● **WORK TO COMPLETE**: A verbatim copy of the records is required, with all pictures left out.

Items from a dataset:
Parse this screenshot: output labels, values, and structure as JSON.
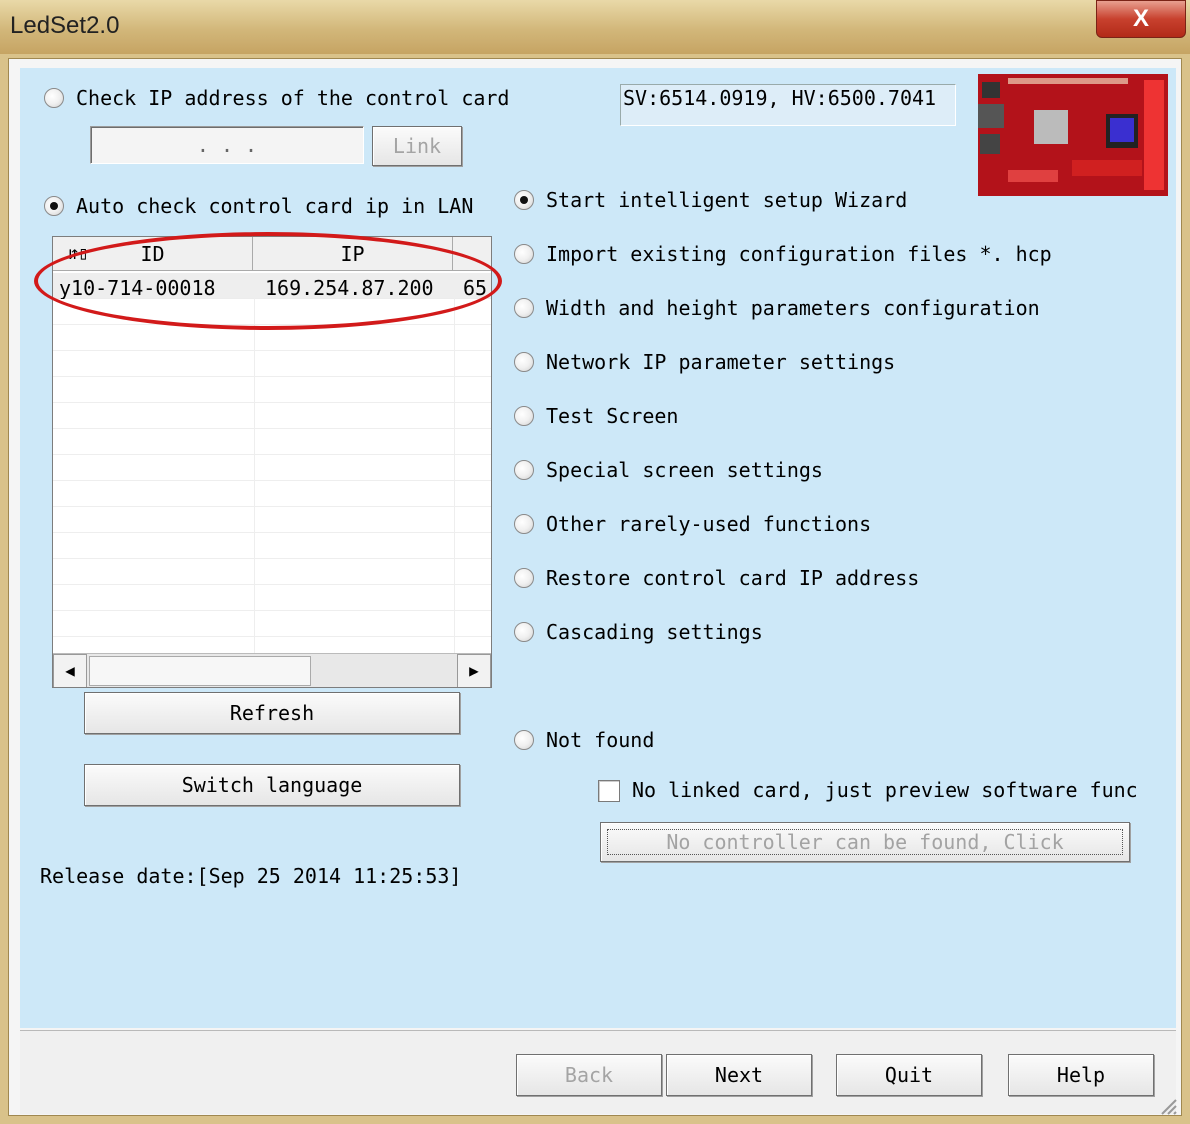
{
  "window": {
    "title": "LedSet2.0",
    "close_glyph": "X",
    "accent_color": "#cde8f8",
    "title_gradient": "#d2b77a"
  },
  "left": {
    "check_ip_label": "Check IP address of the control card",
    "ip_input_value": ".   .   .",
    "link_label": "Link",
    "auto_check_label": "Auto check control card ip in LAN",
    "grid": {
      "headers": [
        "ID",
        "IP"
      ],
      "sort_icon": "sort-icon",
      "rows": [
        {
          "id": "y10-714-00018",
          "ip": "169.254.87.200",
          "extra": "65"
        }
      ]
    },
    "refresh_label": "Refresh",
    "switch_language_label": "Switch language",
    "release_date": "Release date:[Sep 25 2014 11:25:53]"
  },
  "right": {
    "version": "SV:6514.0919, HV:6500.7041",
    "options": [
      "Start intelligent setup Wizard",
      "Import existing configuration files *. hcp",
      "Width and height parameters configuration",
      "Network IP parameter settings",
      "Test Screen",
      "Special screen settings",
      "Other rarely-used functions",
      "Restore control card IP address",
      "Cascading settings"
    ],
    "selected_index": 0,
    "not_found_label": "Not found",
    "preview_checkbox_label": "No linked card, just preview software func",
    "no_controller_label": "No controller can be found, Click"
  },
  "footer": {
    "back_label": "Back",
    "next_label": "Next",
    "quit_label": "Quit",
    "help_label": "Help"
  }
}
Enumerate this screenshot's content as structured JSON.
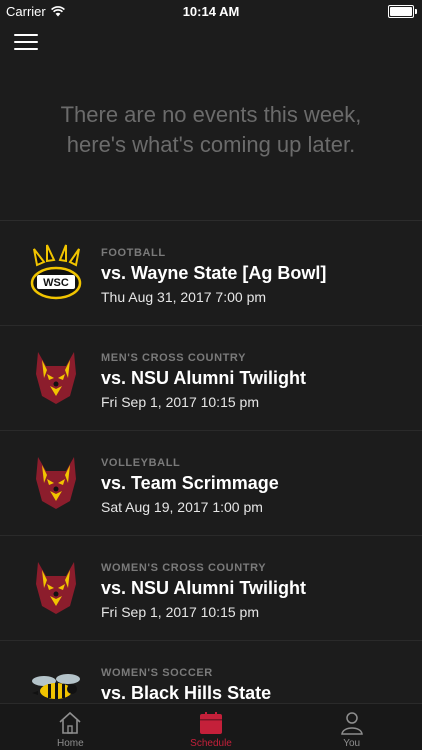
{
  "status_bar": {
    "carrier": "Carrier",
    "time": "10:14 AM"
  },
  "nav": {
    "menu_icon": "hamburger-icon"
  },
  "empty_state": {
    "message": "There are no events this week, here's what's coming up later."
  },
  "events": [
    {
      "sport": "FOOTBALL",
      "title": "vs. Wayne State [Ag Bowl]",
      "date": "Thu Aug 31, 2017 7:00 pm",
      "logo": "wsc-paw-logo"
    },
    {
      "sport": "MEN'S CROSS COUNTRY",
      "title": "vs. NSU Alumni Twilight",
      "date": "Fri Sep 1, 2017 10:15 pm",
      "logo": "wolf-logo"
    },
    {
      "sport": "VOLLEYBALL",
      "title": "vs. Team Scrimmage",
      "date": "Sat Aug 19, 2017 1:00 pm",
      "logo": "wolf-logo"
    },
    {
      "sport": "WOMEN'S CROSS COUNTRY",
      "title": "vs. NSU Alumni Twilight",
      "date": "Fri Sep 1, 2017 10:15 pm",
      "logo": "wolf-logo"
    },
    {
      "sport": "WOMEN'S SOCCER",
      "title": "vs. Black Hills State",
      "date": "",
      "logo": "hornet-logo"
    }
  ],
  "tabs": [
    {
      "label": "Home",
      "icon": "home-icon",
      "active": false
    },
    {
      "label": "Schedule",
      "icon": "calendar-icon",
      "active": true
    },
    {
      "label": "You",
      "icon": "person-icon",
      "active": false
    }
  ],
  "colors": {
    "background": "#1c1c1c",
    "accent": "#c4203a",
    "muted_text": "#6b6b6b"
  }
}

● **EXERCISE SOLUTION**:
Parse this screenshot: output labels, values, and structure as JSON.
{
  "window": {
    "title": "LedSet2.0",
    "close_glyph": "X",
    "accent_color": "#cde8f8",
    "title_gradient": "#d2b77a"
  },
  "left": {
    "check_ip_label": "Check IP address of the control card",
    "ip_input_value": ".   .   .",
    "link_label": "Link",
    "auto_check_label": "Auto check control card ip in LAN",
    "grid": {
      "headers": [
        "ID",
        "IP"
      ],
      "sort_icon": "sort-icon",
      "rows": [
        {
          "id": "y10-714-00018",
          "ip": "169.254.87.200",
          "extra": "65"
        }
      ]
    },
    "refresh_label": "Refresh",
    "switch_language_label": "Switch language",
    "release_date": "Release date:[Sep 25 2014 11:25:53]"
  },
  "right": {
    "version": "SV:6514.0919, HV:6500.7041",
    "options": [
      "Start intelligent setup Wizard",
      "Import existing configuration files *. hcp",
      "Width and height parameters configuration",
      "Network IP parameter settings",
      "Test Screen",
      "Special screen settings",
      "Other rarely-used functions",
      "Restore control card IP address",
      "Cascading settings"
    ],
    "selected_index": 0,
    "not_found_label": "Not found",
    "preview_checkbox_label": "No linked card, just preview software func",
    "no_controller_label": "No controller can be found, Click"
  },
  "footer": {
    "back_label": "Back",
    "next_label": "Next",
    "quit_label": "Quit",
    "help_label": "Help"
  }
}
Enumerate this screenshot's content as structured JSON.
{
  "status_bar": {
    "carrier": "Carrier",
    "time": "10:14 AM"
  },
  "nav": {
    "menu_icon": "hamburger-icon"
  },
  "empty_state": {
    "message": "There are no events this week, here's what's coming up later."
  },
  "events": [
    {
      "sport": "FOOTBALL",
      "title": "vs. Wayne State [Ag Bowl]",
      "date": "Thu Aug 31, 2017 7:00 pm",
      "logo": "wsc-paw-logo"
    },
    {
      "sport": "MEN'S CROSS COUNTRY",
      "title": "vs. NSU Alumni Twilight",
      "date": "Fri Sep 1, 2017 10:15 pm",
      "logo": "wolf-logo"
    },
    {
      "sport": "VOLLEYBALL",
      "title": "vs. Team Scrimmage",
      "date": "Sat Aug 19, 2017 1:00 pm",
      "logo": "wolf-logo"
    },
    {
      "sport": "WOMEN'S CROSS COUNTRY",
      "title": "vs. NSU Alumni Twilight",
      "date": "Fri Sep 1, 2017 10:15 pm",
      "logo": "wolf-logo"
    },
    {
      "sport": "WOMEN'S SOCCER",
      "title": "vs. Black Hills State",
      "date": "",
      "logo": "hornet-logo"
    }
  ],
  "tabs": [
    {
      "label": "Home",
      "icon": "home-icon",
      "active": false
    },
    {
      "label": "Schedule",
      "icon": "calendar-icon",
      "active": true
    },
    {
      "label": "You",
      "icon": "person-icon",
      "active": false
    }
  ],
  "colors": {
    "background": "#1c1c1c",
    "accent": "#c4203a",
    "muted_text": "#6b6b6b"
  }
}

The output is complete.